Eighty percent of all processed foods in the U.S. contain GMOs. Yet if we examine the entire global production and consumption cycle of GMOs, we learn that only 20 percent of GMOs grown worldwide go into human food. The other 80 percent end up in animal feed, cotton production, biofuels, body care products, and nutritional supplements.
Even in Europe, where GE foods are rarely sold in grocery stores or restaurants, several billion dollars worth of GE animal feed from North America, Brazil and Argentina are imported every year. Although EU consumers have forced voluntary labeling of GMO-fed non-organic meat and animal products in Germany, France and Austria, and in large chains throughout Europe, there is no mandatory GMO animal feed labeling law in the EU. India is the only major country up until now that requires labels on GMO animal feed. No country yet requires labels on GMO cotton clothing, nutritional supplements, body care products or biofuels.
Almost half of Monsanto’s profits now derive from its sales outside the U.S., especially GMO crops for animal feed. So if we’re serious about turning back the biotech threat, and building up an alternative food and farming system that is organic, local, climate-friendly and humane, we need to strengthen our international solidarity and cooperation as well as our domestic efforts. Once we take into account the full scope of agricultural biotechnology and its myriad products, we can position ourselves for the next stage of the battle: a comprehensive and global anti-GMO offensive, strategically targeting the entire GMO food, fiber, fuel, supplements and body care industry where they are most vulnerable. This Great GMO Boycott and GMO Right to Know mobilization will require a broader coalition, both domestically and internationally, and an unprecedented mass education effort around the role of GMOs and factory farms in exacerbating our health, environmental, animal welfare and climate crisis.

Data extracts
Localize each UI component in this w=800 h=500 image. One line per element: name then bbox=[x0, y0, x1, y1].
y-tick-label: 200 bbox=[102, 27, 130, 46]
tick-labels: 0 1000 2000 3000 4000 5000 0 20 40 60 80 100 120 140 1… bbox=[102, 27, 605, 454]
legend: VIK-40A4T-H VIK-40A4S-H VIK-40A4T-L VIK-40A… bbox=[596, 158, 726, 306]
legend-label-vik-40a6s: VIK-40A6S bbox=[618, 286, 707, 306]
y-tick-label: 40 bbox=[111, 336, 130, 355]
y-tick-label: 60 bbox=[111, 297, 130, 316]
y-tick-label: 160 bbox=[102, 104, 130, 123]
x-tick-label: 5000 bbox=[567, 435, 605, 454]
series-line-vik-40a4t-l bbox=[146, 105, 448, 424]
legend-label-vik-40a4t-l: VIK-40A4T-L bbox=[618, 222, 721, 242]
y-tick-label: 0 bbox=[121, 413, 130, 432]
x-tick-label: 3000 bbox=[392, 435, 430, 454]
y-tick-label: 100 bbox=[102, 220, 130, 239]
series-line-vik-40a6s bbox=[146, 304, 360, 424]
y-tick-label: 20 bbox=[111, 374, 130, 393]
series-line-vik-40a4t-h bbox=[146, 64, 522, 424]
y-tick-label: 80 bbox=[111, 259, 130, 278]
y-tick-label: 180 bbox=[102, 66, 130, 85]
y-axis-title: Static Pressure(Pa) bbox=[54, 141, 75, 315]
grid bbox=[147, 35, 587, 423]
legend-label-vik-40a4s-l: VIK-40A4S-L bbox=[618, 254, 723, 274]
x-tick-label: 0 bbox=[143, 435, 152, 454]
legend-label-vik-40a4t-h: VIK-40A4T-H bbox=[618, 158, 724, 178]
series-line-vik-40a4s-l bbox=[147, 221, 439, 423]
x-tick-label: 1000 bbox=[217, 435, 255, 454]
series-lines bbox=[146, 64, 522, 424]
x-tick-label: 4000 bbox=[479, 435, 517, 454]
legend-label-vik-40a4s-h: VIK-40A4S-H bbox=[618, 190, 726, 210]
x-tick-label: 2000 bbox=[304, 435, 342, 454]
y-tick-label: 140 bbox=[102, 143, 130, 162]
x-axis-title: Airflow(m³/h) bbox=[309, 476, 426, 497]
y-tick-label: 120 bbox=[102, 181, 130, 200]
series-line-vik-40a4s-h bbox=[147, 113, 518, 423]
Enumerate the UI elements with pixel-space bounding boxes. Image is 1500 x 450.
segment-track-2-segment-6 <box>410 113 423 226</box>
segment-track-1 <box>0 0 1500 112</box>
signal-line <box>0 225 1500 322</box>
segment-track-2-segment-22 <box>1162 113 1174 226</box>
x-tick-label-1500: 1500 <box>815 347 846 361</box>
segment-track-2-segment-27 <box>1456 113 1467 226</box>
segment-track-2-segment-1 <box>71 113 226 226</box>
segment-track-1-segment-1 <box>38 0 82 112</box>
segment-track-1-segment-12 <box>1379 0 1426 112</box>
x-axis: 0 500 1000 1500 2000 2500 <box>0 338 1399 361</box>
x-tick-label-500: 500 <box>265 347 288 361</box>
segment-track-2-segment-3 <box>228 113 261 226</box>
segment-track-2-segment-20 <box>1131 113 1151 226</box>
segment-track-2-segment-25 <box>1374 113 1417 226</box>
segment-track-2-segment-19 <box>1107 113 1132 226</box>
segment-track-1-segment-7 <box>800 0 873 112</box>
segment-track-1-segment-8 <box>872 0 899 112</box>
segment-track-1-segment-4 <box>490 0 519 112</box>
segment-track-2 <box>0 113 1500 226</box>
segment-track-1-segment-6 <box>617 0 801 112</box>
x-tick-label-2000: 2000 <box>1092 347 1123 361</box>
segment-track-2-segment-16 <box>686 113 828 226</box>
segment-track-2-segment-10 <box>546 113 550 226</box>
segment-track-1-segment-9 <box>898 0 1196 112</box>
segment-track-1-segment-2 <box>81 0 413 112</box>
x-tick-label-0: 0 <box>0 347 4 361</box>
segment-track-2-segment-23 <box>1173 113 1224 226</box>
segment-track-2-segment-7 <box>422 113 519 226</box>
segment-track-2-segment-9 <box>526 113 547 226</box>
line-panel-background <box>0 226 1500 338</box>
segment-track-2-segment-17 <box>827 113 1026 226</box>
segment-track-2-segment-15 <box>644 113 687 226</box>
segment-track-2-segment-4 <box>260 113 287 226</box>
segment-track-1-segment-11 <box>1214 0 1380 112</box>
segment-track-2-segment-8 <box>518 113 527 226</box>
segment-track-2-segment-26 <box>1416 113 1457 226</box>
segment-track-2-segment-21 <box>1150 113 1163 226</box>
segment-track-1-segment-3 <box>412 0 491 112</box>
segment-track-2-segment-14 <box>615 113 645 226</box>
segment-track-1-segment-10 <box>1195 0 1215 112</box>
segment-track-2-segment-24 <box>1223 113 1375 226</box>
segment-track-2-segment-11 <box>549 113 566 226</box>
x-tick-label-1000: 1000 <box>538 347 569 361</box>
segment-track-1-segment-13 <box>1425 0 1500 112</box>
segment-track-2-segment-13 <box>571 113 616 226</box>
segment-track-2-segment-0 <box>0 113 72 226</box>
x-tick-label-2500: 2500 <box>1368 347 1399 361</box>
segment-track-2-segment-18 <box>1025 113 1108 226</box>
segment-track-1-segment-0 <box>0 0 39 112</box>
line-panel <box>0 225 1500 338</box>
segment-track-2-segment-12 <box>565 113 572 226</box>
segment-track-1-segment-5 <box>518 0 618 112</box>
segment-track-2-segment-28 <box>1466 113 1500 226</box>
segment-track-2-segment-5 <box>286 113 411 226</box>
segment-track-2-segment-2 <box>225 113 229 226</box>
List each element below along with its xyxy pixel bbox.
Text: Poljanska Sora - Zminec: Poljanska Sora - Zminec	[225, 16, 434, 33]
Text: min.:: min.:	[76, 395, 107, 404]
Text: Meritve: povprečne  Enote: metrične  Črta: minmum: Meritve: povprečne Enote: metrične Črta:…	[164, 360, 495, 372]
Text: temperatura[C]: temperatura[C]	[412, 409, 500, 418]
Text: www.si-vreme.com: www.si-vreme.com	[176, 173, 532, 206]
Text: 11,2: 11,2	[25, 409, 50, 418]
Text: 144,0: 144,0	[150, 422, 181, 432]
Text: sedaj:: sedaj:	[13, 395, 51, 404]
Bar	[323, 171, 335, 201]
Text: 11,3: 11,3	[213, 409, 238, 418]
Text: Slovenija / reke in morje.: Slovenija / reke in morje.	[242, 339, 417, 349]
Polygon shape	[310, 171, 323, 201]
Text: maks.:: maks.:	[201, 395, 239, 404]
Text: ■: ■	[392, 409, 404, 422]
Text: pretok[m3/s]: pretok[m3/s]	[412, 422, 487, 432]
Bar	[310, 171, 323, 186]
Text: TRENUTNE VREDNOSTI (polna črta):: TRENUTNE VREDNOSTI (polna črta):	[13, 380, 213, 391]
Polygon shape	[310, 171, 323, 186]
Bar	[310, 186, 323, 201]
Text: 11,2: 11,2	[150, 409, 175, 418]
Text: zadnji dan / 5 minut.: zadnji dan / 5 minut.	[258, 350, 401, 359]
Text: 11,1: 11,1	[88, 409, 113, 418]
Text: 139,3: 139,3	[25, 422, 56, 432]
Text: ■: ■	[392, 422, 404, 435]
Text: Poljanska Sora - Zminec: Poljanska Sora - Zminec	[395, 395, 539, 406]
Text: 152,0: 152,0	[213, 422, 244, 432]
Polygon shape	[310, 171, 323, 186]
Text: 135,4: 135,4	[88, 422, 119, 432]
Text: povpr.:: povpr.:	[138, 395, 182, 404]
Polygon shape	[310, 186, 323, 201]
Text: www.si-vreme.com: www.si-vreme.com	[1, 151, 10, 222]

Work task 1
According to the GMO passage, which major country requires labels on GMO animal feed?
Work task 2
Please repeat the GMO passage word for word from "Even in Europe, where" to "products or biofuels.".
Work task 3
Carry on the GMO passage, picking up after its final sentence.

Answer box 1
India

Answer box 2
Even in Europe, where GE foods are rarely sold in grocery stores or restaurants, several billion dollars worth of GE animal feed from North America, Brazil and Argentina are imported every year. Although EU consumers have forced voluntary labeling of GMO-fed non-organic meat and animal products in Germany, France and Austria, and in large chains throughout Europe, there is no mandatory GMO animal feed labeling law in the EU. India is the only major country up until now that requires labels on GMO animal feed. No country yet requires labels on GMO cotton clothing, nutritional supplements, body care products or biofuels.

Answer box 3
All Out for Washington State Nov. 5
But first things first. The consumer, farmer and fishing community insurgency that frightens Monsanto and its allies the most is the upcoming ballot initiative (I-522) in Washington State on Nov. 5. As Monsanto and its allies, such as the Grocery Manufacturers Association (GMA) understand, this is the most crucial battle against GMOs today. If voters pass mandatory labeling in Washington, reinforced by contingent state labeling laws already passed or in progress in Connecticut, Maine and Vermont, it will mean the end of the road for genetically engineered food in U.S. grocery stores.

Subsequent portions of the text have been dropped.